# AIM OF THE TASK:
State how many lines in the records below contain the string "panel", where case counts. Reply with the number alone.

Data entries
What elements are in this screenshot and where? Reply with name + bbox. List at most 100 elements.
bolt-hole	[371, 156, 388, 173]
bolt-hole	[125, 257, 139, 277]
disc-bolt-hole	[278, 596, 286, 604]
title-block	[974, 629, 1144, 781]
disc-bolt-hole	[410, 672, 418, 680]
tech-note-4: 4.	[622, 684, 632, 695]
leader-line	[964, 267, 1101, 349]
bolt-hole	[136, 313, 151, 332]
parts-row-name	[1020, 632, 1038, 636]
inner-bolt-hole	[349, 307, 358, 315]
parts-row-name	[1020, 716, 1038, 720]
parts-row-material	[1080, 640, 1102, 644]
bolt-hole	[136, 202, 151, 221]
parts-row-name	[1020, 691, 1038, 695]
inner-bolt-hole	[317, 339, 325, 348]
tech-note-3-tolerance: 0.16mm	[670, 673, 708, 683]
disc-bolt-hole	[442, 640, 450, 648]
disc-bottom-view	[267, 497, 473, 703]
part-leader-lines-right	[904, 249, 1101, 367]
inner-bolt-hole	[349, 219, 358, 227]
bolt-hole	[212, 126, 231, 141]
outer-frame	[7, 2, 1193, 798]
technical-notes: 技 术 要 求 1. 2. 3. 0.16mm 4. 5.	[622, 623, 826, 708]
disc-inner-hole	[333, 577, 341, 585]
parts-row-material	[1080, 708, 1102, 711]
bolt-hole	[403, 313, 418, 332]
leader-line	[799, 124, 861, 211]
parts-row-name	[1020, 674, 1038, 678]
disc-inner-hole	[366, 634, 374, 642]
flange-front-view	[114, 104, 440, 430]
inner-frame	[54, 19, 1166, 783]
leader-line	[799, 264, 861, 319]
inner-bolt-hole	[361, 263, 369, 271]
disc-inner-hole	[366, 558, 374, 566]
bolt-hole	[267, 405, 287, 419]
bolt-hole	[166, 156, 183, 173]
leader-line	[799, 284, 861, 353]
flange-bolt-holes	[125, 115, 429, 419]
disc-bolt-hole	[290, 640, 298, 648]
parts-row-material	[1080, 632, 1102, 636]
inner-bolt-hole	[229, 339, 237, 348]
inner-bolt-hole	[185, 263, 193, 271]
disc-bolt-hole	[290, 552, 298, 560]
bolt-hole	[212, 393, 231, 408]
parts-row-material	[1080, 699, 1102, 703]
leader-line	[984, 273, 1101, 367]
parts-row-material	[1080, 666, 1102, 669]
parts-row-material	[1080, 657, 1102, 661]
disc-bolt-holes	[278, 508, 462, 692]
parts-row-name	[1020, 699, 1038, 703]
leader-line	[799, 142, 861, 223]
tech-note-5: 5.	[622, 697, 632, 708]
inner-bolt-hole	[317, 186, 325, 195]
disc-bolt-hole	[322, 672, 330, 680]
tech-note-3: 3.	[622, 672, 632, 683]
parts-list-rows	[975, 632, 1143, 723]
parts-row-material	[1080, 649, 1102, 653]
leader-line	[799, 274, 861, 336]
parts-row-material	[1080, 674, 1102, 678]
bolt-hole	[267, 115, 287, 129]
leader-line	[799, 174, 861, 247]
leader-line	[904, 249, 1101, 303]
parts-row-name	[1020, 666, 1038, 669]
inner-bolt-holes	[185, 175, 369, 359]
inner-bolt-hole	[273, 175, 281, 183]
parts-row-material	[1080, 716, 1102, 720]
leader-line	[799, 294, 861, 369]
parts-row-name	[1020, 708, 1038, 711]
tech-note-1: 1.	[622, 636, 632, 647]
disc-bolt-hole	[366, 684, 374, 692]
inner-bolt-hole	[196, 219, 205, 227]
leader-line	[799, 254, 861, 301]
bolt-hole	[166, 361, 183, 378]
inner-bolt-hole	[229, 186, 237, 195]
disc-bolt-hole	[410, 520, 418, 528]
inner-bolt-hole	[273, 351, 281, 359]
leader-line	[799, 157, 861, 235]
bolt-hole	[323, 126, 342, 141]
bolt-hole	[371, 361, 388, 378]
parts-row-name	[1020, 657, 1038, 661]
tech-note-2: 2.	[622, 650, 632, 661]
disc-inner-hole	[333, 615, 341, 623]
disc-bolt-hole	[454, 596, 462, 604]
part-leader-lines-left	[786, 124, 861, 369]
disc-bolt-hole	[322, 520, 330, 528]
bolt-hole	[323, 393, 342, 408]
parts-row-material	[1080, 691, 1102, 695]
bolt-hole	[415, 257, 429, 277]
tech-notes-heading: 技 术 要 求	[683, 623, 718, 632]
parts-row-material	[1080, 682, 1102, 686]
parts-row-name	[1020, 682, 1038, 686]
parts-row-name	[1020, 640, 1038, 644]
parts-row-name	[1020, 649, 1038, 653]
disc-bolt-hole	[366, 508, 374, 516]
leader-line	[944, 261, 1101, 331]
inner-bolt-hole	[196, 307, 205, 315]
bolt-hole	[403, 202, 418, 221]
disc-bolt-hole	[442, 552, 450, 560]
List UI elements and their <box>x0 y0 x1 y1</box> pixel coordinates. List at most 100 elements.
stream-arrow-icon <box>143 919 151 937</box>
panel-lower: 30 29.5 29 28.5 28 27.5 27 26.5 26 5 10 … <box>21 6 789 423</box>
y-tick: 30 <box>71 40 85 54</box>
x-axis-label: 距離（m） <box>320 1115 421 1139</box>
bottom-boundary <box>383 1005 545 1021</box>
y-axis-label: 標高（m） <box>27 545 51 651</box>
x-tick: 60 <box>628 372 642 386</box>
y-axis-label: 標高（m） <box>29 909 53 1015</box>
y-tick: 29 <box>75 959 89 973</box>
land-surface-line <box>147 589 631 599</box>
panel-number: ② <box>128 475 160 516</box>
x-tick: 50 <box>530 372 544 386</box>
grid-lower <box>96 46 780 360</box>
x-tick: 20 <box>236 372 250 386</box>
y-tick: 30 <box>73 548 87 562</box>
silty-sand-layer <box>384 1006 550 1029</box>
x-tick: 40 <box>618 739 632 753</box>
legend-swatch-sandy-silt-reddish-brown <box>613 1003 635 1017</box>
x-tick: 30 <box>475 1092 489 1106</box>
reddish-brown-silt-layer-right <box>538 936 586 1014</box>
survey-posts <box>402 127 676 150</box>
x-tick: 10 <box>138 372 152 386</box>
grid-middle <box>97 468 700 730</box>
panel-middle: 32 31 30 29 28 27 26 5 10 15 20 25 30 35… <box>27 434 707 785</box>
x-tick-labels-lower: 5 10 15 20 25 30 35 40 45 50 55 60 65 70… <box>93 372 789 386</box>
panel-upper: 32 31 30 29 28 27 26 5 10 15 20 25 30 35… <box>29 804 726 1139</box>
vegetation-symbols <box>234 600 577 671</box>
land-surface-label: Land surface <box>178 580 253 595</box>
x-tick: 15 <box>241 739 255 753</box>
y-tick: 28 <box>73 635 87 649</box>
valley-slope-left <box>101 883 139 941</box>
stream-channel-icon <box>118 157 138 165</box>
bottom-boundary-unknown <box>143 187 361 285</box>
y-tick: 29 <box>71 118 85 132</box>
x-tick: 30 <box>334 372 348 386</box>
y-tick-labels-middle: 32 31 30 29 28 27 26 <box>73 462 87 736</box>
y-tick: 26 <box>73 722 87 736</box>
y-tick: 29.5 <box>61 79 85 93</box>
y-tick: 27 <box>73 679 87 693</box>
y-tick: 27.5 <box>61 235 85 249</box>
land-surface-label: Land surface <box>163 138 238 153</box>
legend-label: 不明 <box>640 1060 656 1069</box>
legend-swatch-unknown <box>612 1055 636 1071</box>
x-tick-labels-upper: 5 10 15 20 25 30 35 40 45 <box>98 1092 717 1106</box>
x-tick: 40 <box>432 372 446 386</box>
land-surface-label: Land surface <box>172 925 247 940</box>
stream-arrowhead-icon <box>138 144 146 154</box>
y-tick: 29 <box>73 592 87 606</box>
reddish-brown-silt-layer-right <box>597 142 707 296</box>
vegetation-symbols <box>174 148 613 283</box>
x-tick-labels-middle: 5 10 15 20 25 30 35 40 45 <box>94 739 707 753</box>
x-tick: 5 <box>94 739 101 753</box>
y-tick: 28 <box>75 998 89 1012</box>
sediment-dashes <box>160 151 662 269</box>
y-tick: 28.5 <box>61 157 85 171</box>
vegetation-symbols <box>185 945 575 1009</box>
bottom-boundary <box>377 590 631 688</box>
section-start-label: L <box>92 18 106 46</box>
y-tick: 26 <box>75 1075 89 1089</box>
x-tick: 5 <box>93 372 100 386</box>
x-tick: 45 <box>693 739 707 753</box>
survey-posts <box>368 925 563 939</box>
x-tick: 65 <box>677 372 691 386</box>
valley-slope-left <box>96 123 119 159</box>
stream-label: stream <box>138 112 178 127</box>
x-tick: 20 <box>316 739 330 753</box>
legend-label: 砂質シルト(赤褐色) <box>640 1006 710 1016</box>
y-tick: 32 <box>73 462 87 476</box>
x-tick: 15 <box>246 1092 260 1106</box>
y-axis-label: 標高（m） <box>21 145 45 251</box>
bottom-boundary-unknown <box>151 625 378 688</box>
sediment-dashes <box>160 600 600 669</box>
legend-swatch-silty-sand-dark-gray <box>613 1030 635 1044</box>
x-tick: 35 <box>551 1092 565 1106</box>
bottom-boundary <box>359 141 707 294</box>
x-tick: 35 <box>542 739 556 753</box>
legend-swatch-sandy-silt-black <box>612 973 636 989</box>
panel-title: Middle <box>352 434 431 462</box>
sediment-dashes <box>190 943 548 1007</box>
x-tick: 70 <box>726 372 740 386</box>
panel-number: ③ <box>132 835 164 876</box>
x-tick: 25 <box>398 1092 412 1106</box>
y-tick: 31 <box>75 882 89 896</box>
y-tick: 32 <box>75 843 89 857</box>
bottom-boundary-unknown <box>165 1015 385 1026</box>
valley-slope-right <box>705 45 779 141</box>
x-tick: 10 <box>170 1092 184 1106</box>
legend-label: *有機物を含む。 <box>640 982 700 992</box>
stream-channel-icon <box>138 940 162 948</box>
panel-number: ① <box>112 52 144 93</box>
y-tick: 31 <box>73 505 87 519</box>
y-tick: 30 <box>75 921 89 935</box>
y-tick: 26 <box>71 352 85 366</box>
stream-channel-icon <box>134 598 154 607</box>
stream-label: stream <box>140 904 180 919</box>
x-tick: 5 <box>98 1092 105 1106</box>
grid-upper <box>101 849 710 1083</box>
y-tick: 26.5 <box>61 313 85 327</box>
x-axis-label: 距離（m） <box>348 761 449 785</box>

# RIGHT ANSWER:
7